--- Start of Supplied material ---

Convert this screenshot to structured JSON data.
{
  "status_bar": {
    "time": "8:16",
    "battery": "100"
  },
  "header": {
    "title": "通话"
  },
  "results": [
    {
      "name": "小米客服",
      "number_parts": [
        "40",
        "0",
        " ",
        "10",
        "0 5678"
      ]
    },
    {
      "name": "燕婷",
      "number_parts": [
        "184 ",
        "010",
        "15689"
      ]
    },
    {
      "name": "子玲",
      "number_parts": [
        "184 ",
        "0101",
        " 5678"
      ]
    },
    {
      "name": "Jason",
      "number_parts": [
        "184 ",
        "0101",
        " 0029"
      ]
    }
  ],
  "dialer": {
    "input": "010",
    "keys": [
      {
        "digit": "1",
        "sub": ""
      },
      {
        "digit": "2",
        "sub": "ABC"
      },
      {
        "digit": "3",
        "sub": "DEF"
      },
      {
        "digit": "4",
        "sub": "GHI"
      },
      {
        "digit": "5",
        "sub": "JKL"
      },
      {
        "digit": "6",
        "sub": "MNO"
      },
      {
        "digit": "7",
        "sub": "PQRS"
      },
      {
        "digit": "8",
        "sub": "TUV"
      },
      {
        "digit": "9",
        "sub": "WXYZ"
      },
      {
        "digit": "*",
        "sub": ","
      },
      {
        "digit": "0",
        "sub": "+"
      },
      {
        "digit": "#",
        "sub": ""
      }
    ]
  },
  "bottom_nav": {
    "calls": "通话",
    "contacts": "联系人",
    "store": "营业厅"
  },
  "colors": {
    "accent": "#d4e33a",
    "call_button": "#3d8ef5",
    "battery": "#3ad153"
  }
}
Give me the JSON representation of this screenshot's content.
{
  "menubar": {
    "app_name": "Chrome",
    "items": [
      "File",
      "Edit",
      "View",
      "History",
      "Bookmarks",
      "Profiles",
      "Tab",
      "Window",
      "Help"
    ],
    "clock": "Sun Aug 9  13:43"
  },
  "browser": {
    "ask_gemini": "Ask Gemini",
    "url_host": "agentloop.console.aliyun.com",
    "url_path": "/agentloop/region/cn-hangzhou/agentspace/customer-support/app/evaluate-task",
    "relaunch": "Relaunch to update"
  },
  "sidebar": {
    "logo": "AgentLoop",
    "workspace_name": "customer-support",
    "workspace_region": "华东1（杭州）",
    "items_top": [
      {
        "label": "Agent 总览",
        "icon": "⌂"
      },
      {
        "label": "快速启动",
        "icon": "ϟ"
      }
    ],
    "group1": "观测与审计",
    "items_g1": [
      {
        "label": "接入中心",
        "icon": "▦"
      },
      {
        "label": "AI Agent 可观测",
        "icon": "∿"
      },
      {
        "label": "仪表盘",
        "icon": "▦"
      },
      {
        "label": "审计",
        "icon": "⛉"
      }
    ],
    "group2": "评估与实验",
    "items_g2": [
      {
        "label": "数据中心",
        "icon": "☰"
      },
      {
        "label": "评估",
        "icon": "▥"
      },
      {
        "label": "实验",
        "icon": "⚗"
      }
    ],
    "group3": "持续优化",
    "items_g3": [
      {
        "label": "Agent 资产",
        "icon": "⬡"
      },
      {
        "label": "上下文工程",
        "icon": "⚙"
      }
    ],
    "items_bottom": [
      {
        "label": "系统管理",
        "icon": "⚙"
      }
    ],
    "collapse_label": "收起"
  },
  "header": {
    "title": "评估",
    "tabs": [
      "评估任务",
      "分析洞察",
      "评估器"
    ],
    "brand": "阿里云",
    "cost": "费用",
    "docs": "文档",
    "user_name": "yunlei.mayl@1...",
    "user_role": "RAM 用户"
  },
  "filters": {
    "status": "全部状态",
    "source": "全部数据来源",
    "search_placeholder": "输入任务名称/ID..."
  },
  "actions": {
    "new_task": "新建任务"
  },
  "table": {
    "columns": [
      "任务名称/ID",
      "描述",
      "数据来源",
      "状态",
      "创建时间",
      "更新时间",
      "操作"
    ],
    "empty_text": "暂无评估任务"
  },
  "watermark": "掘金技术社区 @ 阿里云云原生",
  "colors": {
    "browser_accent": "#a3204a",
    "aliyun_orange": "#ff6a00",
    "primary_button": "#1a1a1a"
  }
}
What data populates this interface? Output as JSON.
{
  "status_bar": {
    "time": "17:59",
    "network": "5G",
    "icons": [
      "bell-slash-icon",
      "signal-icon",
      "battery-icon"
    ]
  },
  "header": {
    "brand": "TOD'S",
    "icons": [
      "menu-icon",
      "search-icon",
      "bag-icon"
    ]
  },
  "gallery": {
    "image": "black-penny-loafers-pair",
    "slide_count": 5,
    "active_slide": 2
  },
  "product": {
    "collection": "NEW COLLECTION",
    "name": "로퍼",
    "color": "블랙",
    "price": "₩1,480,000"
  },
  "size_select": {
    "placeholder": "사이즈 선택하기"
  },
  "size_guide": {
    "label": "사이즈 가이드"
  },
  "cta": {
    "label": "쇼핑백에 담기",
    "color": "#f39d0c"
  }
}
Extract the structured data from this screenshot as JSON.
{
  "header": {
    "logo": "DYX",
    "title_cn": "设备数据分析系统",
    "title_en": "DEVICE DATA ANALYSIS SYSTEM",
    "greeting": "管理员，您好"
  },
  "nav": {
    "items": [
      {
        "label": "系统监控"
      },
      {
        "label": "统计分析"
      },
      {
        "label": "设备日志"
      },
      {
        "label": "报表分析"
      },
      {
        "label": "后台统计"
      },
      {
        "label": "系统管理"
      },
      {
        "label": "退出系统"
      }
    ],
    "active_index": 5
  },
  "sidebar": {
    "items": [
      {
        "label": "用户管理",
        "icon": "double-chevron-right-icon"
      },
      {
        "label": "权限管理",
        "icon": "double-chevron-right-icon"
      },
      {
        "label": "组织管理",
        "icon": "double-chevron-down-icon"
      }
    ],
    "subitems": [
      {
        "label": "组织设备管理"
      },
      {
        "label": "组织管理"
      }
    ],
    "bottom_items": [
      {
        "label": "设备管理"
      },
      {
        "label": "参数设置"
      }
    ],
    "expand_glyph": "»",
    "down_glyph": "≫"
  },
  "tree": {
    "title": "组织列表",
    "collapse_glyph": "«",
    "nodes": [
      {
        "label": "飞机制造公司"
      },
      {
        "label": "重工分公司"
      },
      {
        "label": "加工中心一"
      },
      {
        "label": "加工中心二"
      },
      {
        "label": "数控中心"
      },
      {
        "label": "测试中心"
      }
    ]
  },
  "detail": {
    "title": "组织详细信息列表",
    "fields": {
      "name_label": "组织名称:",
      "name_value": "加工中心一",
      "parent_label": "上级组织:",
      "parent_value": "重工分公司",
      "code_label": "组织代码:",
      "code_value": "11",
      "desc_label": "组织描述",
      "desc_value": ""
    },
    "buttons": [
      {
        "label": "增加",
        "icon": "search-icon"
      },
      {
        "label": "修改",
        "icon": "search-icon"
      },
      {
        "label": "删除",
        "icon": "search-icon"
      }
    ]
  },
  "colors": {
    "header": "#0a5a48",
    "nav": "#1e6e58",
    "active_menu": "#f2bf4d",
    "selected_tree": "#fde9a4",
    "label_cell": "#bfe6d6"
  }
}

--- End of Supplied material ---

Print the complete listing again, exactly as it stands.

Convert this screenshot to structured JSON data.
{
  "status_bar": {
    "time": "8:16",
    "battery": "100"
  },
  "header": {
    "title": "通话"
  },
  "results": [
    {
      "name": "小米客服",
      "number_parts": [
        "40",
        "0",
        " ",
        "10",
        "0 5678"
      ]
    },
    {
      "name": "燕婷",
      "number_parts": [
        "184 ",
        "010",
        "15689"
      ]
    },
    {
      "name": "子玲",
      "number_parts": [
        "184 ",
        "0101",
        " 5678"
      ]
    },
    {
      "name": "Jason",
      "number_parts": [
        "184 ",
        "0101",
        " 0029"
      ]
    }
  ],
  "dialer": {
    "input": "010",
    "keys": [
      {
        "digit": "1",
        "sub": ""
      },
      {
        "digit": "2",
        "sub": "ABC"
      },
      {
        "digit": "3",
        "sub": "DEF"
      },
      {
        "digit": "4",
        "sub": "GHI"
      },
      {
        "digit": "5",
        "sub": "JKL"
      },
      {
        "digit": "6",
        "sub": "MNO"
      },
      {
        "digit": "7",
        "sub": "PQRS"
      },
      {
        "digit": "8",
        "sub": "TUV"
      },
      {
        "digit": "9",
        "sub": "WXYZ"
      },
      {
        "digit": "*",
        "sub": ","
      },
      {
        "digit": "0",
        "sub": "+"
      },
      {
        "digit": "#",
        "sub": ""
      }
    ]
  },
  "bottom_nav": {
    "calls": "通话",
    "contacts": "联系人",
    "store": "营业厅"
  },
  "colors": {
    "accent": "#d4e33a",
    "call_button": "#3d8ef5",
    "battery": "#3ad153"
  }
}
Give me the JSON representation of this screenshot's content.
{
  "menubar": {
    "app_name": "Chrome",
    "items": [
      "File",
      "Edit",
      "View",
      "History",
      "Bookmarks",
      "Profiles",
      "Tab",
      "Window",
      "Help"
    ],
    "clock": "Sun Aug 9  13:43"
  },
  "browser": {
    "ask_gemini": "Ask Gemini",
    "url_host": "agentloop.console.aliyun.com",
    "url_path": "/agentloop/region/cn-hangzhou/agentspace/customer-support/app/evaluate-task",
    "relaunch": "Relaunch to update"
  },
  "sidebar": {
    "logo": "AgentLoop",
    "workspace_name": "customer-support",
    "workspace_region": "华东1（杭州）",
    "items_top": [
      {
        "label": "Agent 总览",
        "icon": "⌂"
      },
      {
        "label": "快速启动",
        "icon": "ϟ"
      }
    ],
    "group1": "观测与审计",
    "items_g1": [
      {
        "label": "接入中心",
        "icon": "▦"
      },
      {
        "label": "AI Agent 可观测",
        "icon": "∿"
      },
      {
        "label": "仪表盘",
        "icon": "▦"
      },
      {
        "label": "审计",
        "icon": "⛉"
      }
    ],
    "group2": "评估与实验",
    "items_g2": [
      {
        "label": "数据中心",
        "icon": "☰"
      },
      {
        "label": "评估",
        "icon": "▥"
      },
      {
        "label": "实验",
        "icon": "⚗"
      }
    ],
    "group3": "持续优化",
    "items_g3": [
      {
        "label": "Agent 资产",
        "icon": "⬡"
      },
      {
        "label": "上下文工程",
        "icon": "⚙"
      }
    ],
    "items_bottom": [
      {
        "label": "系统管理",
        "icon": "⚙"
      }
    ],
    "collapse_label": "收起"
  },
  "header": {
    "title": "评估",
    "tabs": [
      "评估任务",
      "分析洞察",
      "评估器"
    ],
    "brand": "阿里云",
    "cost": "费用",
    "docs": "文档",
    "user_name": "yunlei.mayl@1...",
    "user_role": "RAM 用户"
  },
  "filters": {
    "status": "全部状态",
    "source": "全部数据来源",
    "search_placeholder": "输入任务名称/ID..."
  },
  "actions": {
    "new_task": "新建任务"
  },
  "table": {
    "columns": [
      "任务名称/ID",
      "描述",
      "数据来源",
      "状态",
      "创建时间",
      "更新时间",
      "操作"
    ],
    "empty_text": "暂无评估任务"
  },
  "watermark": "掘金技术社区 @ 阿里云云原生",
  "colors": {
    "browser_accent": "#a3204a",
    "aliyun_orange": "#ff6a00",
    "primary_button": "#1a1a1a"
  }
}
What data populates this interface? Output as JSON.
{
  "status_bar": {
    "time": "17:59",
    "network": "5G",
    "icons": [
      "bell-slash-icon",
      "signal-icon",
      "battery-icon"
    ]
  },
  "header": {
    "brand": "TOD'S",
    "icons": [
      "menu-icon",
      "search-icon",
      "bag-icon"
    ]
  },
  "gallery": {
    "image": "black-penny-loafers-pair",
    "slide_count": 5,
    "active_slide": 2
  },
  "product": {
    "collection": "NEW COLLECTION",
    "name": "로퍼",
    "color": "블랙",
    "price": "₩1,480,000"
  },
  "size_select": {
    "placeholder": "사이즈 선택하기"
  },
  "size_guide": {
    "label": "사이즈 가이드"
  },
  "cta": {
    "label": "쇼핑백에 담기",
    "color": "#f39d0c"
  }
}
Extract the structured data from this screenshot as JSON.
{
  "header": {
    "logo": "DYX",
    "title_cn": "设备数据分析系统",
    "title_en": "DEVICE DATA ANALYSIS SYSTEM",
    "greeting": "管理员，您好"
  },
  "nav": {
    "items": [
      {
        "label": "系统监控"
      },
      {
        "label": "统计分析"
      },
      {
        "label": "设备日志"
      },
      {
        "label": "报表分析"
      },
      {
        "label": "后台统计"
      },
      {
        "label": "系统管理"
      },
      {
        "label": "退出系统"
      }
    ],
    "active_index": 5
  },
  "sidebar": {
    "items": [
      {
        "label": "用户管理",
        "icon": "double-chevron-right-icon"
      },
      {
        "label": "权限管理",
        "icon": "double-chevron-right-icon"
      },
      {
        "label": "组织管理",
        "icon": "double-chevron-down-icon"
      }
    ],
    "subitems": [
      {
        "label": "组织设备管理"
      },
      {
        "label": "组织管理"
      }
    ],
    "bottom_items": [
      {
        "label": "设备管理"
      },
      {
        "label": "参数设置"
      }
    ],
    "expand_glyph": "»",
    "down_glyph": "≫"
  },
  "tree": {
    "title": "组织列表",
    "collapse_glyph": "«",
    "nodes": [
      {
        "label": "飞机制造公司"
      },
      {
        "label": "重工分公司"
      },
      {
        "label": "加工中心一"
      },
      {
        "label": "加工中心二"
      },
      {
        "label": "数控中心"
      },
      {
        "label": "测试中心"
      }
    ]
  },
  "detail": {
    "title": "组织详细信息列表",
    "fields": {
      "name_label": "组织名称:",
      "name_value": "加工中心一",
      "parent_label": "上级组织:",
      "parent_value": "重工分公司",
      "code_label": "组织代码:",
      "code_value": "11",
      "desc_label": "组织描述",
      "desc_value": ""
    },
    "buttons": [
      {
        "label": "增加",
        "icon": "search-icon"
      },
      {
        "label": "修改",
        "icon": "search-icon"
      },
      {
        "label": "删除",
        "icon": "search-icon"
      }
    ]
  },
  "colors": {
    "header": "#0a5a48",
    "nav": "#1e6e58",
    "active_menu": "#f2bf4d",
    "selected_tree": "#fde9a4",
    "label_cell": "#bfe6d6"
  }
}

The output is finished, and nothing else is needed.